(Data records)
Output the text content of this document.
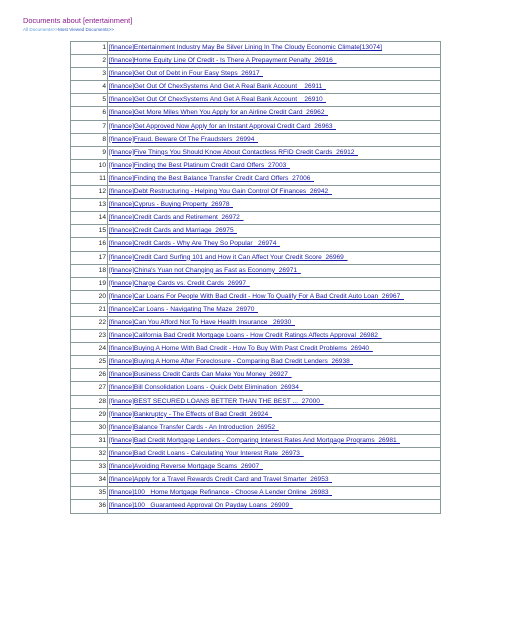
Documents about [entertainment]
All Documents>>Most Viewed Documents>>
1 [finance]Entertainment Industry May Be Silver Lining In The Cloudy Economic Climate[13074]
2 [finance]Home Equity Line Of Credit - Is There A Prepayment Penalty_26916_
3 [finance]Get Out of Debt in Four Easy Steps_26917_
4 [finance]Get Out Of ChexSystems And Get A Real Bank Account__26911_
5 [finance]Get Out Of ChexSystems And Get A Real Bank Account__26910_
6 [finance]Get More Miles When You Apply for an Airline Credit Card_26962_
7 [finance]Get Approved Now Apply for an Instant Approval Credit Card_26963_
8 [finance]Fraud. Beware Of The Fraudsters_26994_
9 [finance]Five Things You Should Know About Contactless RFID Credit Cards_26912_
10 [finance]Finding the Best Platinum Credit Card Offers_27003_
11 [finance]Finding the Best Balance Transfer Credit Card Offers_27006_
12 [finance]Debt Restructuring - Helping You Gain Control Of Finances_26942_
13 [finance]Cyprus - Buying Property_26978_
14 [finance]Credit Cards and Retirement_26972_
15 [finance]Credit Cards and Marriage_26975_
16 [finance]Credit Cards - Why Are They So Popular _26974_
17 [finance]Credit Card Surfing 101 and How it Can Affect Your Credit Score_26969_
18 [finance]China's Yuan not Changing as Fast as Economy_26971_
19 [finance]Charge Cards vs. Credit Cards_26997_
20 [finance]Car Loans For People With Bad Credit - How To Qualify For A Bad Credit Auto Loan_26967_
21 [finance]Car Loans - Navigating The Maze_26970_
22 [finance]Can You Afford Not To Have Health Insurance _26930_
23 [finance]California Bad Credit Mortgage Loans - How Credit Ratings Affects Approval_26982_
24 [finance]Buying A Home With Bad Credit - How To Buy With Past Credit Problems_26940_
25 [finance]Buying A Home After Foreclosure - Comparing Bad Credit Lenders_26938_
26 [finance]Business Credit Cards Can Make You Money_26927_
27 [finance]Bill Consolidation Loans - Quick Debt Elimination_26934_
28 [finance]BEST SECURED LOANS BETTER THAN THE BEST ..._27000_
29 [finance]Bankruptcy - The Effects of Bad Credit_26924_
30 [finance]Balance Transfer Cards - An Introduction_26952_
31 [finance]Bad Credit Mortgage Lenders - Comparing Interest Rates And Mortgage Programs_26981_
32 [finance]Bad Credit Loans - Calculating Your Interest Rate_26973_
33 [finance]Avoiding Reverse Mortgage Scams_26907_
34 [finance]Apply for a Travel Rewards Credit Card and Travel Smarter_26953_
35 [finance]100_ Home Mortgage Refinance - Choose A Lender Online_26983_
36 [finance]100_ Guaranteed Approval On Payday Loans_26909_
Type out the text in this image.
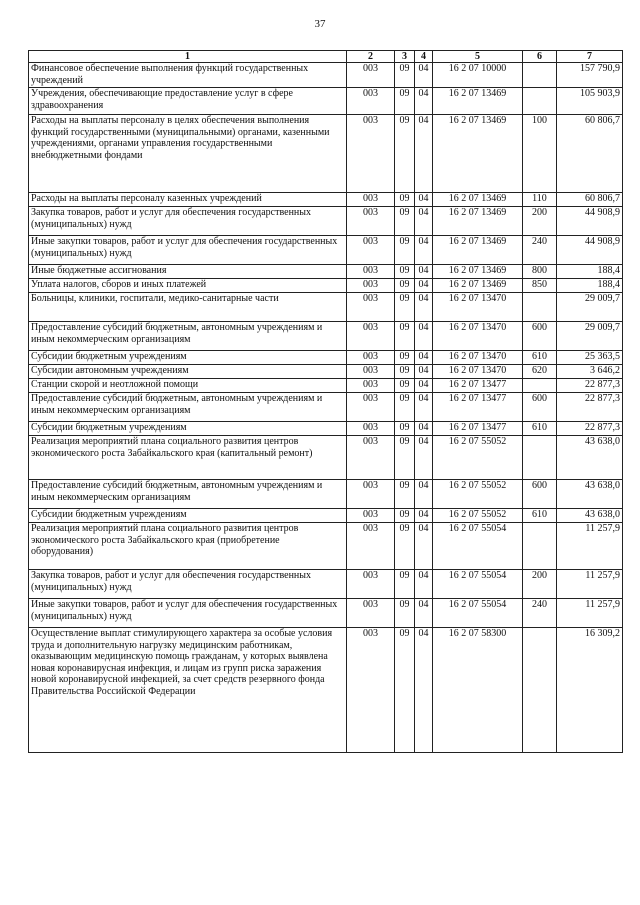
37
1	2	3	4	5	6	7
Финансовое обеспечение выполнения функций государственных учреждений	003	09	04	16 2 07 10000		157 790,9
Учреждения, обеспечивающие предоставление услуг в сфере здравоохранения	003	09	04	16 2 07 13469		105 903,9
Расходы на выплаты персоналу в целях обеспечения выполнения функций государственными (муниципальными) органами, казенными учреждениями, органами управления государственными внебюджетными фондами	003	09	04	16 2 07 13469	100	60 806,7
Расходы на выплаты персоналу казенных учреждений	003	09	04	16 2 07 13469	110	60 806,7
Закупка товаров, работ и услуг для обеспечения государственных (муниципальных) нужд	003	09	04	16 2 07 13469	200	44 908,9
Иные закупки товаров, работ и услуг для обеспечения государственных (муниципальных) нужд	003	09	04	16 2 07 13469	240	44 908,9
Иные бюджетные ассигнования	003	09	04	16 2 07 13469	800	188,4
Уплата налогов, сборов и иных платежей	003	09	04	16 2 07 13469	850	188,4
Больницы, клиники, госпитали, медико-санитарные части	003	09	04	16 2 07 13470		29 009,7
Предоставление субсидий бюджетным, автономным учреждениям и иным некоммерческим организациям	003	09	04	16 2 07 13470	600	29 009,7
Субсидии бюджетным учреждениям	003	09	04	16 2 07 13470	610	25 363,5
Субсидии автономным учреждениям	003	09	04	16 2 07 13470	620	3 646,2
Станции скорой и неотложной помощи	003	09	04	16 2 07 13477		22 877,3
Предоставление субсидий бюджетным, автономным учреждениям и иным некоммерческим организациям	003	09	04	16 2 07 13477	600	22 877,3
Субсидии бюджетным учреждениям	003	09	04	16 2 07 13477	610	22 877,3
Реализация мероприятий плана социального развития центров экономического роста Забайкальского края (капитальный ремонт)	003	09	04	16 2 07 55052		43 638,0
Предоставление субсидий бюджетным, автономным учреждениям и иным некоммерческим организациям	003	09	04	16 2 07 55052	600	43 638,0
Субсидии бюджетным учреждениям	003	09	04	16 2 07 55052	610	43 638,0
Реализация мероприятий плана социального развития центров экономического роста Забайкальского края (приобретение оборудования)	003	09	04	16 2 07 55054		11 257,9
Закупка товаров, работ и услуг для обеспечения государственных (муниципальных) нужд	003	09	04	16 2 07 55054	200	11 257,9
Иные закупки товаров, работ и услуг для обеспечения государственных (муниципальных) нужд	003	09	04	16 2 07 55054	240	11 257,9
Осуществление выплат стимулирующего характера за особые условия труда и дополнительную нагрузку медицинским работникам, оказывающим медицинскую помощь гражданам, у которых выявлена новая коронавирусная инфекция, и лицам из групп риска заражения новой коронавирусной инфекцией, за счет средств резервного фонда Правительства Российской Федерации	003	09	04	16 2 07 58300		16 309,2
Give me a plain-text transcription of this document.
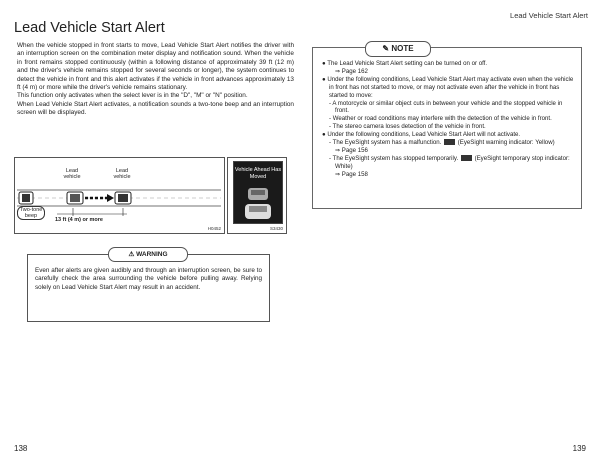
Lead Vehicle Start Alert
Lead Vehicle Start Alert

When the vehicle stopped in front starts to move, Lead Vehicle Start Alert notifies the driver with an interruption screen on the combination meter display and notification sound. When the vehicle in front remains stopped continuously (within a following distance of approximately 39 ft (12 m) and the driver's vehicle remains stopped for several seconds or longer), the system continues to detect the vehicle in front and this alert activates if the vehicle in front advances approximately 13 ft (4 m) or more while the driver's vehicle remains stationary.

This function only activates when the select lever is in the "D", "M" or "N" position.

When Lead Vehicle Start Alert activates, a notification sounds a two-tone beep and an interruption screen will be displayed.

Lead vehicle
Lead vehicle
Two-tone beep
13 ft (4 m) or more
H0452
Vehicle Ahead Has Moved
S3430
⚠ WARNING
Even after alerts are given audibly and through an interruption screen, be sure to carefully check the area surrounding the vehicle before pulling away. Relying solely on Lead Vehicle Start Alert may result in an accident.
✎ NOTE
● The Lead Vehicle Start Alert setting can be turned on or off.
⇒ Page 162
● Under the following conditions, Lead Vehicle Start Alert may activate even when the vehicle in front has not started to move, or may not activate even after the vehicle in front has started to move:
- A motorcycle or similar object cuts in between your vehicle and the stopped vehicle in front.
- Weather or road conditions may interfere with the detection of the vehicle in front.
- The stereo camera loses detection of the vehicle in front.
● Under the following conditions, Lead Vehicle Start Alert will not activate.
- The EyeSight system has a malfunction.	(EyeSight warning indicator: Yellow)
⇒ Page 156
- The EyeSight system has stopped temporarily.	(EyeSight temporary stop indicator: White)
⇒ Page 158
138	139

■ **DIRECTION**: The records above need to be given again exactly. Omit the pictures.

■ **EXPECTED ANSWER**:
Output the text content of this document.
Documents about [entertainment]
All Documents>>Most Viewed Documents>>
1 [finance]Entertainment Industry May Be Silver Lining In The Cloudy Economic Climate[13074]
2 [finance]Home Equity Line Of Credit - Is There A Prepayment Penalty_26916_
3 [finance]Get Out of Debt in Four Easy Steps_26917_
4 [finance]Get Out Of ChexSystems And Get A Real Bank Account__26911_
5 [finance]Get Out Of ChexSystems And Get A Real Bank Account__26910_
6 [finance]Get More Miles When You Apply for an Airline Credit Card_26962_
7 [finance]Get Approved Now Apply for an Instant Approval Credit Card_26963_
8 [finance]Fraud. Beware Of The Fraudsters_26994_
9 [finance]Five Things You Should Know About Contactless RFID Credit Cards_26912_
10 [finance]Finding the Best Platinum Credit Card Offers_27003_
11 [finance]Finding the Best Balance Transfer Credit Card Offers_27006_
12 [finance]Debt Restructuring - Helping You Gain Control Of Finances_26942_
13 [finance]Cyprus - Buying Property_26978_
14 [finance]Credit Cards and Retirement_26972_
15 [finance]Credit Cards and Marriage_26975_
16 [finance]Credit Cards - Why Are They So Popular _26974_
17 [finance]Credit Card Surfing 101 and How it Can Affect Your Credit Score_26969_
18 [finance]China's Yuan not Changing as Fast as Economy_26971_
19 [finance]Charge Cards vs. Credit Cards_26997_
20 [finance]Car Loans For People With Bad Credit - How To Qualify For A Bad Credit Auto Loan_26967_
21 [finance]Car Loans - Navigating The Maze_26970_
22 [finance]Can You Afford Not To Have Health Insurance _26930_
23 [finance]California Bad Credit Mortgage Loans - How Credit Ratings Affects Approval_26982_
24 [finance]Buying A Home With Bad Credit - How To Buy With Past Credit Problems_26940_
25 [finance]Buying A Home After Foreclosure - Comparing Bad Credit Lenders_26938_
26 [finance]Business Credit Cards Can Make You Money_26927_
27 [finance]Bill Consolidation Loans - Quick Debt Elimination_26934_
28 [finance]BEST SECURED LOANS BETTER THAN THE BEST ..._27000_
29 [finance]Bankruptcy - The Effects of Bad Credit_26924_
30 [finance]Balance Transfer Cards - An Introduction_26952_
31 [finance]Bad Credit Mortgage Lenders - Comparing Interest Rates And Mortgage Programs_26981_
32 [finance]Bad Credit Loans - Calculating Your Interest Rate_26973_
33 [finance]Avoiding Reverse Mortgage Scams_26907_
34 [finance]Apply for a Travel Rewards Credit Card and Travel Smarter_26953_
35 [finance]100_ Home Mortgage Refinance - Choose A Lender Online_26983_
36 [finance]100_ Guaranteed Approval On Payday Loans_26909_
Type out the text in this image.
37
1	2	3	4	5	6	7
Финансовое обеспечение выполнения функций государственных учреждений	003	09	04	16 2 07 10000		157 790,9
Учреждения, обеспечивающие предоставление услуг в сфере здравоохранения	003	09	04	16 2 07 13469		105 903,9
Расходы на выплаты персоналу в целях обеспечения выполнения функций государственными (муниципальными) органами, казенными учреждениями, органами управления государственными внебюджетными фондами	003	09	04	16 2 07 13469	100	60 806,7
Расходы на выплаты персоналу казенных учреждений	003	09	04	16 2 07 13469	110	60 806,7
Закупка товаров, работ и услуг для обеспечения государственных (муниципальных) нужд	003	09	04	16 2 07 13469	200	44 908,9
Иные закупки товаров, работ и услуг для обеспечения государственных (муниципальных) нужд	003	09	04	16 2 07 13469	240	44 908,9
Иные бюджетные ассигнования	003	09	04	16 2 07 13469	800	188,4
Уплата налогов, сборов и иных платежей	003	09	04	16 2 07 13469	850	188,4
Больницы, клиники, госпитали, медико-санитарные части	003	09	04	16 2 07 13470		29 009,7
Предоставление субсидий бюджетным, автономным учреждениям и иным некоммерческим организациям	003	09	04	16 2 07 13470	600	29 009,7
Субсидии бюджетным учреждениям	003	09	04	16 2 07 13470	610	25 363,5
Субсидии автономным учреждениям	003	09	04	16 2 07 13470	620	3 646,2
Станции скорой и неотложной помощи	003	09	04	16 2 07 13477		22 877,3
Предоставление субсидий бюджетным, автономным учреждениям и иным некоммерческим организациям	003	09	04	16 2 07 13477	600	22 877,3
Субсидии бюджетным учреждениям	003	09	04	16 2 07 13477	610	22 877,3
Реализация мероприятий плана социального развития центров экономического роста Забайкальского края (капитальный ремонт)	003	09	04	16 2 07 55052		43 638,0
Предоставление субсидий бюджетным, автономным учреждениям и иным некоммерческим организациям	003	09	04	16 2 07 55052	600	43 638,0
Субсидии бюджетным учреждениям	003	09	04	16 2 07 55052	610	43 638,0
Реализация мероприятий плана социального развития центров экономического роста Забайкальского края (приобретение оборудования)	003	09	04	16 2 07 55054		11 257,9
Закупка товаров, работ и услуг для обеспечения государственных (муниципальных) нужд	003	09	04	16 2 07 55054	200	11 257,9
Иные закупки товаров, работ и услуг для обеспечения государственных (муниципальных) нужд	003	09	04	16 2 07 55054	240	11 257,9
Осуществление выплат стимулирующего характера за особые условия труда и дополнительную нагрузку медицинским работникам, оказывающим медицинскую помощь гражданам, у которых выявлена новая коронавирусная инфекция, и лицам из групп риска заражения новой коронавирусной инфекцией, за счет средств резервного фонда Правительства Российской Федерации	003	09	04	16 2 07 58300		16 309,2
Give me a plain-text transcription of this document.
Lead Vehicle Start Alert
Lead Vehicle Start Alert

When the vehicle stopped in front starts to move, Lead Vehicle Start Alert notifies the driver with an interruption screen on the combination meter display and notification sound. When the vehicle in front remains stopped continuously (within a following distance of approximately 39 ft (12 m) and the driver's vehicle remains stopped for several seconds or longer), the system continues to detect the vehicle in front and this alert activates if the vehicle in front advances approximately 13 ft (4 m) or more while the driver's vehicle remains stationary.

This function only activates when the select lever is in the "D", "M" or "N" position.

When Lead Vehicle Start Alert activates, a notification sounds a two-tone beep and an interruption screen will be displayed.

Lead vehicle
Lead vehicle
Two-tone beep
13 ft (4 m) or more
H0452
Vehicle Ahead Has Moved
S3430
⚠ WARNING
Even after alerts are given audibly and through an interruption screen, be sure to carefully check the area surrounding the vehicle before pulling away. Relying solely on Lead Vehicle Start Alert may result in an accident.
✎ NOTE
● The Lead Vehicle Start Alert setting can be turned on or off.
⇒ Page 162
● Under the following conditions, Lead Vehicle Start Alert may activate even when the vehicle in front has not started to move, or may not activate even after the vehicle in front has started to move:
- A motorcycle or similar object cuts in between your vehicle and the stopped vehicle in front.
- Weather or road conditions may interfere with the detection of the vehicle in front.
- The stereo camera loses detection of the vehicle in front.
● Under the following conditions, Lead Vehicle Start Alert will not activate.
- The EyeSight system has a malfunction.	(EyeSight warning indicator: Yellow)
⇒ Page 156
- The EyeSight system has stopped temporarily.	(EyeSight temporary stop indicator: White)
⇒ Page 158
138	139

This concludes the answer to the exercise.